Data excerpts

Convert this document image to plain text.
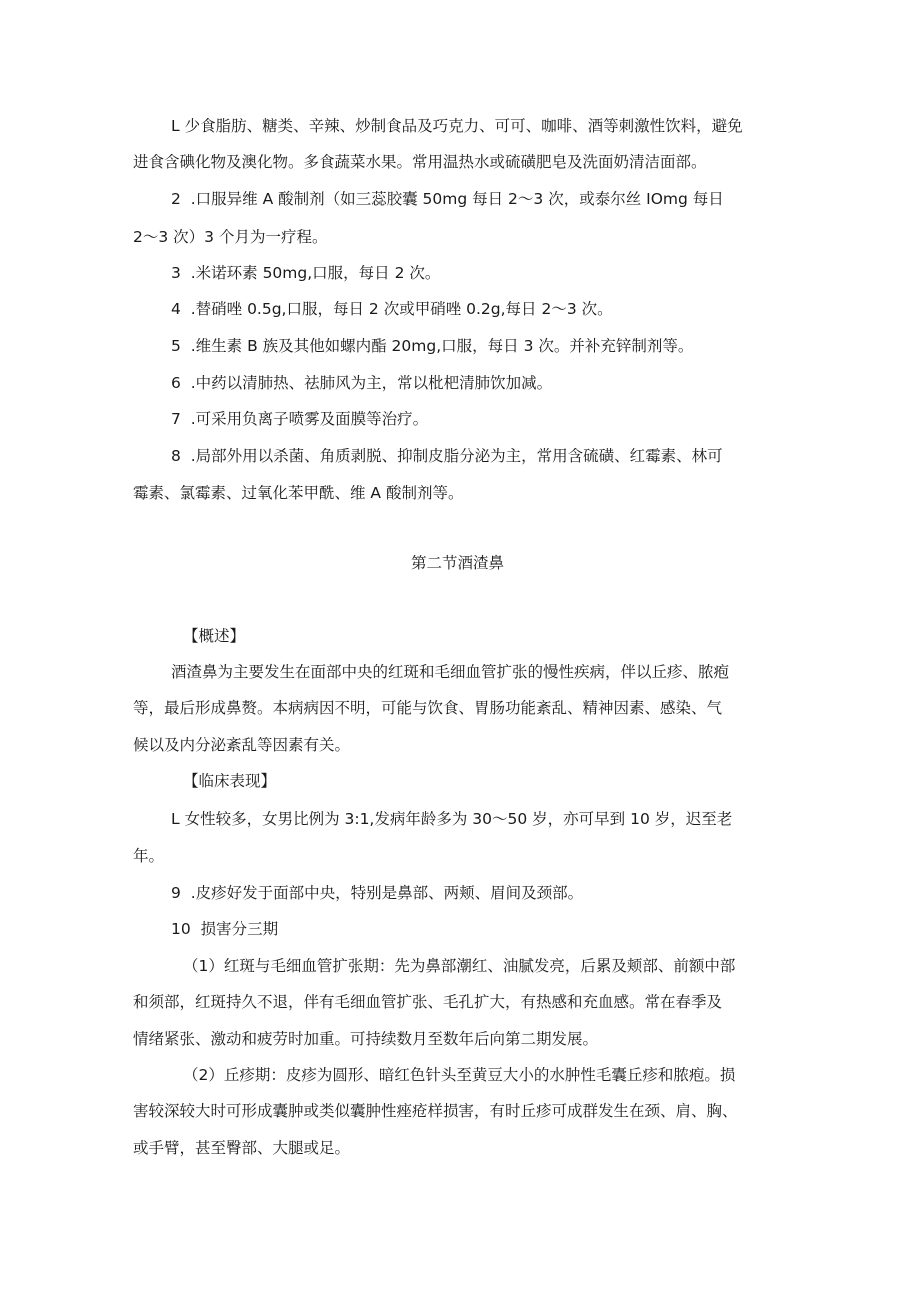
L 少食脂肪、糖类、辛辣、炒制食品及巧克力、可可、咖啡、酒等刺激性饮料，避免
进食含碘化物及澳化物。多食蔬菜水果。常用温热水或硫磺肥皂及洗面奶清洁面部。
2  .口服异维 A 酸制剂（如三蕊胶囊 50mg 每日 2～3 次，或泰尔丝 IOmg 每日
2～3 次）3 个月为一疗程。
3  .米诺环素 50mg,口服，每日 2 次。
4  .替硝唑 0.5g,口服，每日 2 次或甲硝唑 0.2g,每日 2～3 次。
5  .维生素 B 族及其他如螺内酯 20mg,口服，每日 3 次。并补充锌制剂等。
6  .中药以清肺热、祛肺风为主，常以枇杷清肺饮加减。
7  .可采用负离子喷雾及面膜等治疗。
8  .局部外用以杀菌、角质剥脱、抑制皮脂分泌为主，常用含硫磺、红霉素、林可
霉素、氯霉素、过氧化苯甲酰、维 A 酸制剂等。
第二节酒渣鼻
【概述】
酒渣鼻为主要发生在面部中央的红斑和毛细血管扩张的慢性疾病，伴以丘疹、脓疱
等，最后形成鼻赘。本病病因不明，可能与饮食、胃肠功能紊乱、精神因素、感染、气
候以及内分泌紊乱等因素有关。
【临床表现】
L 女性较多，女男比例为 3:1,发病年龄多为 30～50 岁，亦可早到 10 岁，迟至老
年。
9  .皮疹好发于面部中央，特别是鼻部、两颊、眉间及颈部。
10  损害分三期
（1）红斑与毛细血管扩张期：先为鼻部潮红、油腻发亮，后累及颊部、前额中部
和须部，红斑持久不退，伴有毛细血管扩张、毛孔扩大，有热感和充血感。常在春季及
情绪紧张、激动和疲劳时加重。可持续数月至数年后向第二期发展。
（2）丘疹期：皮疹为圆形、暗红色针头至黄豆大小的水肿性毛囊丘疹和脓疱。损
害较深较大时可形成囊肿或类似囊肿性痤疮样损害，有时丘疹可成群发生在颈、肩、胸、
或手臂，甚至臀部、大腿或足。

Given instruction: Leave the pictures out and output the rest of the listing exactly.

Response below:
Convert this document image to plain text.
L 少食脂肪、糖类、辛辣、炒制食品及巧克力、可可、咖啡、酒等刺激性饮料，避免
进食含碘化物及澳化物。多食蔬菜水果。常用温热水或硫磺肥皂及洗面奶清洁面部。
2  .口服异维 A 酸制剂（如三蕊胶囊 50mg 每日 2～3 次，或泰尔丝 IOmg 每日
2～3 次）3 个月为一疗程。
3  .米诺环素 50mg,口服，每日 2 次。
4  .替硝唑 0.5g,口服，每日 2 次或甲硝唑 0.2g,每日 2～3 次。
5  .维生素 B 族及其他如螺内酯 20mg,口服，每日 3 次。并补充锌制剂等。
6  .中药以清肺热、祛肺风为主，常以枇杷清肺饮加减。
7  .可采用负离子喷雾及面膜等治疗。
8  .局部外用以杀菌、角质剥脱、抑制皮脂分泌为主，常用含硫磺、红霉素、林可
霉素、氯霉素、过氧化苯甲酰、维 A 酸制剂等。
第二节酒渣鼻
【概述】
酒渣鼻为主要发生在面部中央的红斑和毛细血管扩张的慢性疾病，伴以丘疹、脓疱
等，最后形成鼻赘。本病病因不明，可能与饮食、胃肠功能紊乱、精神因素、感染、气
候以及内分泌紊乱等因素有关。
【临床表现】
L 女性较多，女男比例为 3:1,发病年龄多为 30～50 岁，亦可早到 10 岁，迟至老
年。
9  .皮疹好发于面部中央，特别是鼻部、两颊、眉间及颈部。
10  损害分三期
（1）红斑与毛细血管扩张期：先为鼻部潮红、油腻发亮，后累及颊部、前额中部
和须部，红斑持久不退，伴有毛细血管扩张、毛孔扩大，有热感和充血感。常在春季及
情绪紧张、激动和疲劳时加重。可持续数月至数年后向第二期发展。
（2）丘疹期：皮疹为圆形、暗红色针头至黄豆大小的水肿性毛囊丘疹和脓疱。损
害较深较大时可形成囊肿或类似囊肿性痤疮样损害，有时丘疹可成群发生在颈、肩、胸、
或手臂，甚至臀部、大腿或足。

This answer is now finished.